Goal:
Below are records to be output exactly, every one of them.

═══

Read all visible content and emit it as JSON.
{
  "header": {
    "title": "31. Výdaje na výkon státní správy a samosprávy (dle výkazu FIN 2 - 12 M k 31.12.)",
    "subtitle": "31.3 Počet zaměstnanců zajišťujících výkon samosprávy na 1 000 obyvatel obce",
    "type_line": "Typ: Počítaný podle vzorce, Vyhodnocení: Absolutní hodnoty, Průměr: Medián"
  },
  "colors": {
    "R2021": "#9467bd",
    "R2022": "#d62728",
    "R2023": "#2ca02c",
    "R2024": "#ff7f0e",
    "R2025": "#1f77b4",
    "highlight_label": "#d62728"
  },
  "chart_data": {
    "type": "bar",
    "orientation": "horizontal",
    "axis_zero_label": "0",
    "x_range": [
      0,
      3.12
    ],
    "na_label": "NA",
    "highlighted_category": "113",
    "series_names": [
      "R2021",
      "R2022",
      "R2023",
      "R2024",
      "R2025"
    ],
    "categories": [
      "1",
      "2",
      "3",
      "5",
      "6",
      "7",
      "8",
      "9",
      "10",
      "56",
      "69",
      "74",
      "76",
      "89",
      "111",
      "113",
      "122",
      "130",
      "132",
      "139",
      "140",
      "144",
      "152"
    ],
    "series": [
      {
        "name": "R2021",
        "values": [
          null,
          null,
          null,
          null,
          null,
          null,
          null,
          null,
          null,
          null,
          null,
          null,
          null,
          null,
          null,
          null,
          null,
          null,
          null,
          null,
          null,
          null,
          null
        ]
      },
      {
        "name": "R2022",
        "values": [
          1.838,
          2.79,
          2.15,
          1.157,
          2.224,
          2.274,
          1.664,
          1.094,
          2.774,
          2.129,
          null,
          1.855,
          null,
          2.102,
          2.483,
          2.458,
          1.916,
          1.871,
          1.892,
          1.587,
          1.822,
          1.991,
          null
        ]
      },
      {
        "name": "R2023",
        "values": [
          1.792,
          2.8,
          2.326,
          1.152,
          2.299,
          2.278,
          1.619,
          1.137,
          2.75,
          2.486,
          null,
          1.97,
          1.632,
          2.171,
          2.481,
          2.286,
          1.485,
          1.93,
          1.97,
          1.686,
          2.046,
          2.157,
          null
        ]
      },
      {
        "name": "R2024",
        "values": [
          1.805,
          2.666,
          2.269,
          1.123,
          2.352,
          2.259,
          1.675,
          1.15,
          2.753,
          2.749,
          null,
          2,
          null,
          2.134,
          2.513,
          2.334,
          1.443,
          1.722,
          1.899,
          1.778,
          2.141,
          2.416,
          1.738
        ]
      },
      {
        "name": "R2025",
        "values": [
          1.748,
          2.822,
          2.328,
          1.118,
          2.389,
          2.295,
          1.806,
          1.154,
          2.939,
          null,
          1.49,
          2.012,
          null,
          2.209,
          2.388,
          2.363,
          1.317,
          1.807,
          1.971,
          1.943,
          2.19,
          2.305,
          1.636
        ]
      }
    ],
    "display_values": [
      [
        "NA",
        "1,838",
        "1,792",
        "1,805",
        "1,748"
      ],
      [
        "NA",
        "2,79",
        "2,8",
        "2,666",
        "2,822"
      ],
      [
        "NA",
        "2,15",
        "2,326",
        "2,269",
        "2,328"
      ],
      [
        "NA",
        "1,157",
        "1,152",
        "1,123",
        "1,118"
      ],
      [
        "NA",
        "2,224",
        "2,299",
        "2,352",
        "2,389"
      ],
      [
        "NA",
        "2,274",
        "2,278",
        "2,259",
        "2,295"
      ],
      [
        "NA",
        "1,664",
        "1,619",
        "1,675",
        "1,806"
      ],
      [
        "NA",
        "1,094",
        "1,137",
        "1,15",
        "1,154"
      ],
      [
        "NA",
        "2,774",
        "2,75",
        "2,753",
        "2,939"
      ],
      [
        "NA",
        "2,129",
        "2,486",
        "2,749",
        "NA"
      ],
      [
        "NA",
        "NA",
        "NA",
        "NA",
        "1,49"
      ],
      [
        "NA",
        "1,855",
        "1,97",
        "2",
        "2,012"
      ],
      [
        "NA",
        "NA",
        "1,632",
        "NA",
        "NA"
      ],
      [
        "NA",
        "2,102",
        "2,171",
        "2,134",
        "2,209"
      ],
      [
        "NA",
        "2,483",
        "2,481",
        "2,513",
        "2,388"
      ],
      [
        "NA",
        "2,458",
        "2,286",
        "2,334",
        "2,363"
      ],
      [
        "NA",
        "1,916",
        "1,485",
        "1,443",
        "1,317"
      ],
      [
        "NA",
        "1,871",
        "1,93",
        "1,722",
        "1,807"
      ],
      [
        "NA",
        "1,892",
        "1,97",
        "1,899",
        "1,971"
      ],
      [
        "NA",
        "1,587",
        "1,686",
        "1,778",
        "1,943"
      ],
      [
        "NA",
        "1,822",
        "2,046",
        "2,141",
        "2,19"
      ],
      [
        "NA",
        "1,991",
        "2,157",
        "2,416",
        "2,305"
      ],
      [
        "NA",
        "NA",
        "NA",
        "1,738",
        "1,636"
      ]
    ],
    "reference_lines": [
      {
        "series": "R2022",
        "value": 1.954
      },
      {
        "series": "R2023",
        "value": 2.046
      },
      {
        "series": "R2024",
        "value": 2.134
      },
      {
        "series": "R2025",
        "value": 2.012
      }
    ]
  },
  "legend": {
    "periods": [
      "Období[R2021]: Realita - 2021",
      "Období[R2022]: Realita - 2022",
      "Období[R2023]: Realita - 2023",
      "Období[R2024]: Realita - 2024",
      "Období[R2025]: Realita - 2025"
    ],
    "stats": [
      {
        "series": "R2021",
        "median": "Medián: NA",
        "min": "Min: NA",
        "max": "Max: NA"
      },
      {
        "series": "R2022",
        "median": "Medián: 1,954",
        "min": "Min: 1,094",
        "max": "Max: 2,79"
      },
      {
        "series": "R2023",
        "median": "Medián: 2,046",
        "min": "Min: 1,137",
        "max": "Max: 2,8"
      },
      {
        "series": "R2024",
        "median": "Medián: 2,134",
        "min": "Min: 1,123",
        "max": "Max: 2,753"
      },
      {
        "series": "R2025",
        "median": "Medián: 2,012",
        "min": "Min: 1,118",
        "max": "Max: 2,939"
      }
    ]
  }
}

═══

Answer to this exercise:
Read all visible content and emit it as JSON.
{
  "header": {
    "title": "31. Výdaje na výkon státní správy a samosprávy (dle výkazu FIN 2 - 12 M k 31.12.)",
    "subtitle": "31.3 Počet zaměstnanců zajišťujících výkon samosprávy na 1 000 obyvatel obce",
    "type_line": "Typ: Počítaný podle vzorce, Vyhodnocení: Absolutní hodnoty, Průměr: Medián"
  },
  "colors": {
    "R2021": "#9467bd",
    "R2022": "#d62728",
    "R2023": "#2ca02c",
    "R2024": "#ff7f0e",
    "R2025": "#1f77b4",
    "highlight_label": "#d62728"
  },
  "chart_data": {
    "type": "bar",
    "orientation": "horizontal",
    "axis_zero_label": "0",
    "x_range": [
      0,
      3.12
    ],
    "na_label": "NA",
    "highlighted_category": "113",
    "series_names": [
      "R2021",
      "R2022",
      "R2023",
      "R2024",
      "R2025"
    ],
    "categories": [
      "1",
      "2",
      "3",
      "5",
      "6",
      "7",
      "8",
      "9",
      "10",
      "56",
      "69",
      "74",
      "76",
      "89",
      "111",
      "113",
      "122",
      "130",
      "132",
      "139",
      "140",
      "144",
      "152"
    ],
    "series": [
      {
        "name": "R2021",
        "values": [
          null,
          null,
          null,
          null,
          null,
          null,
          null,
          null,
          null,
          null,
          null,
          null,
          null,
          null,
          null,
          null,
          null,
          null,
          null,
          null,
          null,
          null,
          null
        ]
      },
      {
        "name": "R2022",
        "values": [
          1.838,
          2.79,
          2.15,
          1.157,
          2.224,
          2.274,
          1.664,
          1.094,
          2.774,
          2.129,
          null,
          1.855,
          null,
          2.102,
          2.483,
          2.458,
          1.916,
          1.871,
          1.892,
          1.587,
          1.822,
          1.991,
          null
        ]
      },
      {
        "name": "R2023",
        "values": [
          1.792,
          2.8,
          2.326,
          1.152,
          2.299,
          2.278,
          1.619,
          1.137,
          2.75,
          2.486,
          null,
          1.97,
          1.632,
          2.171,
          2.481,
          2.286,
          1.485,
          1.93,
          1.97,
          1.686,
          2.046,
          2.157,
          null
        ]
      },
      {
        "name": "R2024",
        "values": [
          1.805,
          2.666,
          2.269,
          1.123,
          2.352,
          2.259,
          1.675,
          1.15,
          2.753,
          2.749,
          null,
          2,
          null,
          2.134,
          2.513,
          2.334,
          1.443,
          1.722,
          1.899,
          1.778,
          2.141,
          2.416,
          1.738
        ]
      },
      {
        "name": "R2025",
        "values": [
          1.748,
          2.822,
          2.328,
          1.118,
          2.389,
          2.295,
          1.806,
          1.154,
          2.939,
          null,
          1.49,
          2.012,
          null,
          2.209,
          2.388,
          2.363,
          1.317,
          1.807,
          1.971,
          1.943,
          2.19,
          2.305,
          1.636
        ]
      }
    ],
    "display_values": [
      [
        "NA",
        "1,838",
        "1,792",
        "1,805",
        "1,748"
      ],
      [
        "NA",
        "2,79",
        "2,8",
        "2,666",
        "2,822"
      ],
      [
        "NA",
        "2,15",
        "2,326",
        "2,269",
        "2,328"
      ],
      [
        "NA",
        "1,157",
        "1,152",
        "1,123",
        "1,118"
      ],
      [
        "NA",
        "2,224",
        "2,299",
        "2,352",
        "2,389"
      ],
      [
        "NA",
        "2,274",
        "2,278",
        "2,259",
        "2,295"
      ],
      [
        "NA",
        "1,664",
        "1,619",
        "1,675",
        "1,806"
      ],
      [
        "NA",
        "1,094",
        "1,137",
        "1,15",
        "1,154"
      ],
      [
        "NA",
        "2,774",
        "2,75",
        "2,753",
        "2,939"
      ],
      [
        "NA",
        "2,129",
        "2,486",
        "2,749",
        "NA"
      ],
      [
        "NA",
        "NA",
        "NA",
        "NA",
        "1,49"
      ],
      [
        "NA",
        "1,855",
        "1,97",
        "2",
        "2,012"
      ],
      [
        "NA",
        "NA",
        "1,632",
        "NA",
        "NA"
      ],
      [
        "NA",
        "2,102",
        "2,171",
        "2,134",
        "2,209"
      ],
      [
        "NA",
        "2,483",
        "2,481",
        "2,513",
        "2,388"
      ],
      [
        "NA",
        "2,458",
        "2,286",
        "2,334",
        "2,363"
      ],
      [
        "NA",
        "1,916",
        "1,485",
        "1,443",
        "1,317"
      ],
      [
        "NA",
        "1,871",
        "1,93",
        "1,722",
        "1,807"
      ],
      [
        "NA",
        "1,892",
        "1,97",
        "1,899",
        "1,971"
      ],
      [
        "NA",
        "1,587",
        "1,686",
        "1,778",
        "1,943"
      ],
      [
        "NA",
        "1,822",
        "2,046",
        "2,141",
        "2,19"
      ],
      [
        "NA",
        "1,991",
        "2,157",
        "2,416",
        "2,305"
      ],
      [
        "NA",
        "NA",
        "NA",
        "1,738",
        "1,636"
      ]
    ],
    "reference_lines": [
      {
        "series": "R2022",
        "value": 1.954
      },
      {
        "series": "R2023",
        "value": 2.046
      },
      {
        "series": "R2024",
        "value": 2.134
      },
      {
        "series": "R2025",
        "value": 2.012
      }
    ]
  },
  "legend": {
    "periods": [
      "Období[R2021]: Realita - 2021",
      "Období[R2022]: Realita - 2022",
      "Období[R2023]: Realita - 2023",
      "Období[R2024]: Realita - 2024",
      "Období[R2025]: Realita - 2025"
    ],
    "stats": [
      {
        "series": "R2021",
        "median": "Medián: NA",
        "min": "Min: NA",
        "max": "Max: NA"
      },
      {
        "series": "R2022",
        "median": "Medián: 1,954",
        "min": "Min: 1,094",
        "max": "Max: 2,79"
      },
      {
        "series": "R2023",
        "median": "Medián: 2,046",
        "min": "Min: 1,137",
        "max": "Max: 2,8"
      },
      {
        "series": "R2024",
        "median": "Medián: 2,134",
        "min": "Min: 1,123",
        "max": "Max: 2,753"
      },
      {
        "series": "R2025",
        "median": "Medián: 2,012",
        "min": "Min: 1,118",
        "max": "Max: 2,939"
      }
    ]
  }
}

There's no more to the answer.